■ Task instructions
Reproduce the records below exactly as they appear.

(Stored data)
+++

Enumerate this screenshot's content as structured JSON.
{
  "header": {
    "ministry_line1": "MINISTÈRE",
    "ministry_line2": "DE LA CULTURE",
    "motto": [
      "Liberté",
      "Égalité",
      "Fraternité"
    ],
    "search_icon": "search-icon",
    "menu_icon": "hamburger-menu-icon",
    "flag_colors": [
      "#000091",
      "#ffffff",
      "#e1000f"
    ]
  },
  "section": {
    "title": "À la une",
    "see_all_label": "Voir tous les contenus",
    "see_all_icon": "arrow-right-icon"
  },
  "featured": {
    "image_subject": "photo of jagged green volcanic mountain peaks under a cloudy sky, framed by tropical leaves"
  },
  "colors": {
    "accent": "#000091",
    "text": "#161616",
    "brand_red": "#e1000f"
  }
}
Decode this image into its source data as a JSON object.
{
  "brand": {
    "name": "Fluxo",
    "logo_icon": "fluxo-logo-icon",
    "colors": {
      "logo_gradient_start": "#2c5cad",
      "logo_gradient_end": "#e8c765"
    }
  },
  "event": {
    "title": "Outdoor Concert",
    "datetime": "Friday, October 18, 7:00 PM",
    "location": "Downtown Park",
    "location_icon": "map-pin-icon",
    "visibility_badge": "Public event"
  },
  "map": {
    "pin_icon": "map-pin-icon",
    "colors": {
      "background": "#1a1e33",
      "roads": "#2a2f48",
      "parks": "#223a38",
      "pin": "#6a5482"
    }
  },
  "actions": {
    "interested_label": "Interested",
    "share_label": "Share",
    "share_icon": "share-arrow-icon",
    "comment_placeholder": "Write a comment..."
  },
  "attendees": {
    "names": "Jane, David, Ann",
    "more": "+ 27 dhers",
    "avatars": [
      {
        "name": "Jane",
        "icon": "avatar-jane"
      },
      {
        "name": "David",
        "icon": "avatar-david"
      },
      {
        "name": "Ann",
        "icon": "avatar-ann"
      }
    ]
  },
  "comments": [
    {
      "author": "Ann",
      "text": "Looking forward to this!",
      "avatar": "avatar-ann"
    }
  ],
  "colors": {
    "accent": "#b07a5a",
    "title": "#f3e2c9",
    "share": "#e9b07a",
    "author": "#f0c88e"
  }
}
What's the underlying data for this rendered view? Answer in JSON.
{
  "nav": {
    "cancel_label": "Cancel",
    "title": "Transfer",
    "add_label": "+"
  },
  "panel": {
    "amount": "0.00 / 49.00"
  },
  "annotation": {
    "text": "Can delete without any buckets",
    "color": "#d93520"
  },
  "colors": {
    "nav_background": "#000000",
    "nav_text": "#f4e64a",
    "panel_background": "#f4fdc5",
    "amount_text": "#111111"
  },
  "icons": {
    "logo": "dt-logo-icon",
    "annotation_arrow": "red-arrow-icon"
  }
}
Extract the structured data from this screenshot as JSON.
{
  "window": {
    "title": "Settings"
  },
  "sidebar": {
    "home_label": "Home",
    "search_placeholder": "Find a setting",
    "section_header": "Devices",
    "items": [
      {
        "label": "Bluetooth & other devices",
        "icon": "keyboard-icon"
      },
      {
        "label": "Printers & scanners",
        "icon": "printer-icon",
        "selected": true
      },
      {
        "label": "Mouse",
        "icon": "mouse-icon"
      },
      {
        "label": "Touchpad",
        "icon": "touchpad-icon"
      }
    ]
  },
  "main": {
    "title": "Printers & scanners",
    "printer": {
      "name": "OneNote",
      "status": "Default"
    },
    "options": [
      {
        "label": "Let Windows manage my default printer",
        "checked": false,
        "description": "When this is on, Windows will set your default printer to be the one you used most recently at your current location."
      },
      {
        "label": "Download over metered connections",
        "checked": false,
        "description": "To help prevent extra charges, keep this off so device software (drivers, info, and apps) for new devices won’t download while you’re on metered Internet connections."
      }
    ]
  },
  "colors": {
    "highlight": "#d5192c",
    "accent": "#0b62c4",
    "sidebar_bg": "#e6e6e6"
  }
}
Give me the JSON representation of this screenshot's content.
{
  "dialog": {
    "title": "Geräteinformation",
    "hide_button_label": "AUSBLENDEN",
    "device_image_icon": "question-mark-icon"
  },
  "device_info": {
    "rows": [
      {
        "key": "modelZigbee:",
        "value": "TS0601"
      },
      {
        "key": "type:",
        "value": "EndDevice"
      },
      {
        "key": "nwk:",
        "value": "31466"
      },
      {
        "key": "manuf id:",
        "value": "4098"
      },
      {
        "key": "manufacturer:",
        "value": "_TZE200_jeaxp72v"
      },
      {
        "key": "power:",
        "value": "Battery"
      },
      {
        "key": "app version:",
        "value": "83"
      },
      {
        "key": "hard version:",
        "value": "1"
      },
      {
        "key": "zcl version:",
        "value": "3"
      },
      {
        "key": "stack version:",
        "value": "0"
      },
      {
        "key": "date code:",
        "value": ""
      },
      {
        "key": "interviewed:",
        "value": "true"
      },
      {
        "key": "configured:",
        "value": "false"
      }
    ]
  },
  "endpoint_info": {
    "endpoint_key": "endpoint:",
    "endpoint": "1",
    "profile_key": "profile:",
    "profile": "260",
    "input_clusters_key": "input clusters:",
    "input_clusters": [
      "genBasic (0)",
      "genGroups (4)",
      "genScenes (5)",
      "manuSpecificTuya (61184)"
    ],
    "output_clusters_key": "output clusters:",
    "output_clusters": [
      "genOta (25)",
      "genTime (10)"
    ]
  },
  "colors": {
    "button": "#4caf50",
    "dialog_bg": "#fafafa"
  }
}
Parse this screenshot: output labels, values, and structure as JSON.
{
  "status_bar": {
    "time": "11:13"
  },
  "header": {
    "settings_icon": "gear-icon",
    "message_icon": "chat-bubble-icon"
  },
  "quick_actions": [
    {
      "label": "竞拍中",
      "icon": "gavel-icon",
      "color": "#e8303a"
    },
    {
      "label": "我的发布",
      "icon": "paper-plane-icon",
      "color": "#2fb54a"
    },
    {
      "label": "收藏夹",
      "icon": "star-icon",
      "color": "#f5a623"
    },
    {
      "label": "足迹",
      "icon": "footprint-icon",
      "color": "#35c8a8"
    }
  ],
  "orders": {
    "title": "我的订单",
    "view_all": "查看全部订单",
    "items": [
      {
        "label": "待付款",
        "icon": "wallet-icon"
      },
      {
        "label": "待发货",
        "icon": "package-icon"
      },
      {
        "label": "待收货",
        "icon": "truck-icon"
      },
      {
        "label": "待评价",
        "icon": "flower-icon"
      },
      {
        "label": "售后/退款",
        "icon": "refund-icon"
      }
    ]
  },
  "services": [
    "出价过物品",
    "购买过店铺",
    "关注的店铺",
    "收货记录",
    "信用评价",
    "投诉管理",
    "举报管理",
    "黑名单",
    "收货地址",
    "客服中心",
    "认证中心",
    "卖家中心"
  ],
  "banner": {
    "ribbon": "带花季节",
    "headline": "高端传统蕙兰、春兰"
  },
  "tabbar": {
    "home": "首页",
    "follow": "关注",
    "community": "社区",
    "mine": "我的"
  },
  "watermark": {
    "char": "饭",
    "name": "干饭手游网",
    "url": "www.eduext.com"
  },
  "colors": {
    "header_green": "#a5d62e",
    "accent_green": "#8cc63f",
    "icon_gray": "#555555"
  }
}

+++

■ Solution below
Enumerate this screenshot's content as structured JSON.
{
  "header": {
    "ministry_line1": "MINISTÈRE",
    "ministry_line2": "DE LA CULTURE",
    "motto": [
      "Liberté",
      "Égalité",
      "Fraternité"
    ],
    "search_icon": "search-icon",
    "menu_icon": "hamburger-menu-icon",
    "flag_colors": [
      "#000091",
      "#ffffff",
      "#e1000f"
    ]
  },
  "section": {
    "title": "À la une",
    "see_all_label": "Voir tous les contenus",
    "see_all_icon": "arrow-right-icon"
  },
  "featured": {
    "image_subject": "photo of jagged green volcanic mountain peaks under a cloudy sky, framed by tropical leaves"
  },
  "colors": {
    "accent": "#000091",
    "text": "#161616",
    "brand_red": "#e1000f"
  }
}
Decode this image into its source data as a JSON object.
{
  "brand": {
    "name": "Fluxo",
    "logo_icon": "fluxo-logo-icon",
    "colors": {
      "logo_gradient_start": "#2c5cad",
      "logo_gradient_end": "#e8c765"
    }
  },
  "event": {
    "title": "Outdoor Concert",
    "datetime": "Friday, October 18, 7:00 PM",
    "location": "Downtown Park",
    "location_icon": "map-pin-icon",
    "visibility_badge": "Public event"
  },
  "map": {
    "pin_icon": "map-pin-icon",
    "colors": {
      "background": "#1a1e33",
      "roads": "#2a2f48",
      "parks": "#223a38",
      "pin": "#6a5482"
    }
  },
  "actions": {
    "interested_label": "Interested",
    "share_label": "Share",
    "share_icon": "share-arrow-icon",
    "comment_placeholder": "Write a comment..."
  },
  "attendees": {
    "names": "Jane, David, Ann",
    "more": "+ 27 dhers",
    "avatars": [
      {
        "name": "Jane",
        "icon": "avatar-jane"
      },
      {
        "name": "David",
        "icon": "avatar-david"
      },
      {
        "name": "Ann",
        "icon": "avatar-ann"
      }
    ]
  },
  "comments": [
    {
      "author": "Ann",
      "text": "Looking forward to this!",
      "avatar": "avatar-ann"
    }
  ],
  "colors": {
    "accent": "#b07a5a",
    "title": "#f3e2c9",
    "share": "#e9b07a",
    "author": "#f0c88e"
  }
}
What's the underlying data for this rendered view? Answer in JSON.
{
  "nav": {
    "cancel_label": "Cancel",
    "title": "Transfer",
    "add_label": "+"
  },
  "panel": {
    "amount": "0.00 / 49.00"
  },
  "annotation": {
    "text": "Can delete without any buckets",
    "color": "#d93520"
  },
  "colors": {
    "nav_background": "#000000",
    "nav_text": "#f4e64a",
    "panel_background": "#f4fdc5",
    "amount_text": "#111111"
  },
  "icons": {
    "logo": "dt-logo-icon",
    "annotation_arrow": "red-arrow-icon"
  }
}
Extract the structured data from this screenshot as JSON.
{
  "window": {
    "title": "Settings"
  },
  "sidebar": {
    "home_label": "Home",
    "search_placeholder": "Find a setting",
    "section_header": "Devices",
    "items": [
      {
        "label": "Bluetooth & other devices",
        "icon": "keyboard-icon"
      },
      {
        "label": "Printers & scanners",
        "icon": "printer-icon",
        "selected": true
      },
      {
        "label": "Mouse",
        "icon": "mouse-icon"
      },
      {
        "label": "Touchpad",
        "icon": "touchpad-icon"
      }
    ]
  },
  "main": {
    "title": "Printers & scanners",
    "printer": {
      "name": "OneNote",
      "status": "Default"
    },
    "options": [
      {
        "label": "Let Windows manage my default printer",
        "checked": false,
        "description": "When this is on, Windows will set your default printer to be the one you used most recently at your current location."
      },
      {
        "label": "Download over metered connections",
        "checked": false,
        "description": "To help prevent extra charges, keep this off so device software (drivers, info, and apps) for new devices won’t download while you’re on metered Internet connections."
      }
    ]
  },
  "colors": {
    "highlight": "#d5192c",
    "accent": "#0b62c4",
    "sidebar_bg": "#e6e6e6"
  }
}
Give me the JSON representation of this screenshot's content.
{
  "dialog": {
    "title": "Geräteinformation",
    "hide_button_label": "AUSBLENDEN",
    "device_image_icon": "question-mark-icon"
  },
  "device_info": {
    "rows": [
      {
        "key": "modelZigbee:",
        "value": "TS0601"
      },
      {
        "key": "type:",
        "value": "EndDevice"
      },
      {
        "key": "nwk:",
        "value": "31466"
      },
      {
        "key": "manuf id:",
        "value": "4098"
      },
      {
        "key": "manufacturer:",
        "value": "_TZE200_jeaxp72v"
      },
      {
        "key": "power:",
        "value": "Battery"
      },
      {
        "key": "app version:",
        "value": "83"
      },
      {
        "key": "hard version:",
        "value": "1"
      },
      {
        "key": "zcl version:",
        "value": "3"
      },
      {
        "key": "stack version:",
        "value": "0"
      },
      {
        "key": "date code:",
        "value": ""
      },
      {
        "key": "interviewed:",
        "value": "true"
      },
      {
        "key": "configured:",
        "value": "false"
      }
    ]
  },
  "endpoint_info": {
    "endpoint_key": "endpoint:",
    "endpoint": "1",
    "profile_key": "profile:",
    "profile": "260",
    "input_clusters_key": "input clusters:",
    "input_clusters": [
      "genBasic (0)",
      "genGroups (4)",
      "genScenes (5)",
      "manuSpecificTuya (61184)"
    ],
    "output_clusters_key": "output clusters:",
    "output_clusters": [
      "genOta (25)",
      "genTime (10)"
    ]
  },
  "colors": {
    "button": "#4caf50",
    "dialog_bg": "#fafafa"
  }
}
Parse this screenshot: output labels, values, and structure as JSON.
{
  "status_bar": {
    "time": "11:13"
  },
  "header": {
    "settings_icon": "gear-icon",
    "message_icon": "chat-bubble-icon"
  },
  "quick_actions": [
    {
      "label": "竞拍中",
      "icon": "gavel-icon",
      "color": "#e8303a"
    },
    {
      "label": "我的发布",
      "icon": "paper-plane-icon",
      "color": "#2fb54a"
    },
    {
      "label": "收藏夹",
      "icon": "star-icon",
      "color": "#f5a623"
    },
    {
      "label": "足迹",
      "icon": "footprint-icon",
      "color": "#35c8a8"
    }
  ],
  "orders": {
    "title": "我的订单",
    "view_all": "查看全部订单",
    "items": [
      {
        "label": "待付款",
        "icon": "wallet-icon"
      },
      {
        "label": "待发货",
        "icon": "package-icon"
      },
      {
        "label": "待收货",
        "icon": "truck-icon"
      },
      {
        "label": "待评价",
        "icon": "flower-icon"
      },
      {
        "label": "售后/退款",
        "icon": "refund-icon"
      }
    ]
  },
  "services": [
    "出价过物品",
    "购买过店铺",
    "关注的店铺",
    "收货记录",
    "信用评价",
    "投诉管理",
    "举报管理",
    "黑名单",
    "收货地址",
    "客服中心",
    "认证中心",
    "卖家中心"
  ],
  "banner": {
    "ribbon": "带花季节",
    "headline": "高端传统蕙兰、春兰"
  },
  "tabbar": {
    "home": "首页",
    "follow": "关注",
    "community": "社区",
    "mine": "我的"
  },
  "watermark": {
    "char": "饭",
    "name": "干饭手游网",
    "url": "www.eduext.com"
  },
  "colors": {
    "header_green": "#a5d62e",
    "accent_green": "#8cc63f",
    "icon_gray": "#555555"
  }
}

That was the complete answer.